Directive ▸
Write every line of the material out exactly as shown.

Rows from a figure dataset
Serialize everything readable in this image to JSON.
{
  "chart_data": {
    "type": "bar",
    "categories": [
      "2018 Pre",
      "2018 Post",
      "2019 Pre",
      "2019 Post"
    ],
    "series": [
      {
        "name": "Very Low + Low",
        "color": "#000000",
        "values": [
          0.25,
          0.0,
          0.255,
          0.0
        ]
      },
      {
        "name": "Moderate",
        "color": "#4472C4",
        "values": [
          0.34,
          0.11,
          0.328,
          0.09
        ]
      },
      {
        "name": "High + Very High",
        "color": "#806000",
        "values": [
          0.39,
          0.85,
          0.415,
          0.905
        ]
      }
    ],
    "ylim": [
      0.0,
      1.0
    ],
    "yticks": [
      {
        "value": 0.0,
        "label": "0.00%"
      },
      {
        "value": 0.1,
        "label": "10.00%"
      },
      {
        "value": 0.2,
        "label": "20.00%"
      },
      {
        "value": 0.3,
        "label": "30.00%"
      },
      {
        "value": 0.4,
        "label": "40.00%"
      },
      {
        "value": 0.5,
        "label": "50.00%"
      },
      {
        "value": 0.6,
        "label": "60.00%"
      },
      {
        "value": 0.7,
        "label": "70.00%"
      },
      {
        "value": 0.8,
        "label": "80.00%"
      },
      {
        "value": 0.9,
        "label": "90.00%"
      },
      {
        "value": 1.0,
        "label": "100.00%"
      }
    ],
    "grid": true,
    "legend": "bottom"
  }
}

Answer ▸
Serialize everything readable in this image to JSON.
{
  "chart_data": {
    "type": "bar",
    "categories": [
      "2018 Pre",
      "2018 Post",
      "2019 Pre",
      "2019 Post"
    ],
    "series": [
      {
        "name": "Very Low + Low",
        "color": "#000000",
        "values": [
          0.25,
          0.0,
          0.255,
          0.0
        ]
      },
      {
        "name": "Moderate",
        "color": "#4472C4",
        "values": [
          0.34,
          0.11,
          0.328,
          0.09
        ]
      },
      {
        "name": "High + Very High",
        "color": "#806000",
        "values": [
          0.39,
          0.85,
          0.415,
          0.905
        ]
      }
    ],
    "ylim": [
      0.0,
      1.0
    ],
    "yticks": [
      {
        "value": 0.0,
        "label": "0.00%"
      },
      {
        "value": 0.1,
        "label": "10.00%"
      },
      {
        "value": 0.2,
        "label": "20.00%"
      },
      {
        "value": 0.3,
        "label": "30.00%"
      },
      {
        "value": 0.4,
        "label": "40.00%"
      },
      {
        "value": 0.5,
        "label": "50.00%"
      },
      {
        "value": 0.6,
        "label": "60.00%"
      },
      {
        "value": 0.7,
        "label": "70.00%"
      },
      {
        "value": 0.8,
        "label": "80.00%"
      },
      {
        "value": 0.9,
        "label": "90.00%"
      },
      {
        "value": 1.0,
        "label": "100.00%"
      }
    ],
    "grid": true,
    "legend": "bottom"
  }
}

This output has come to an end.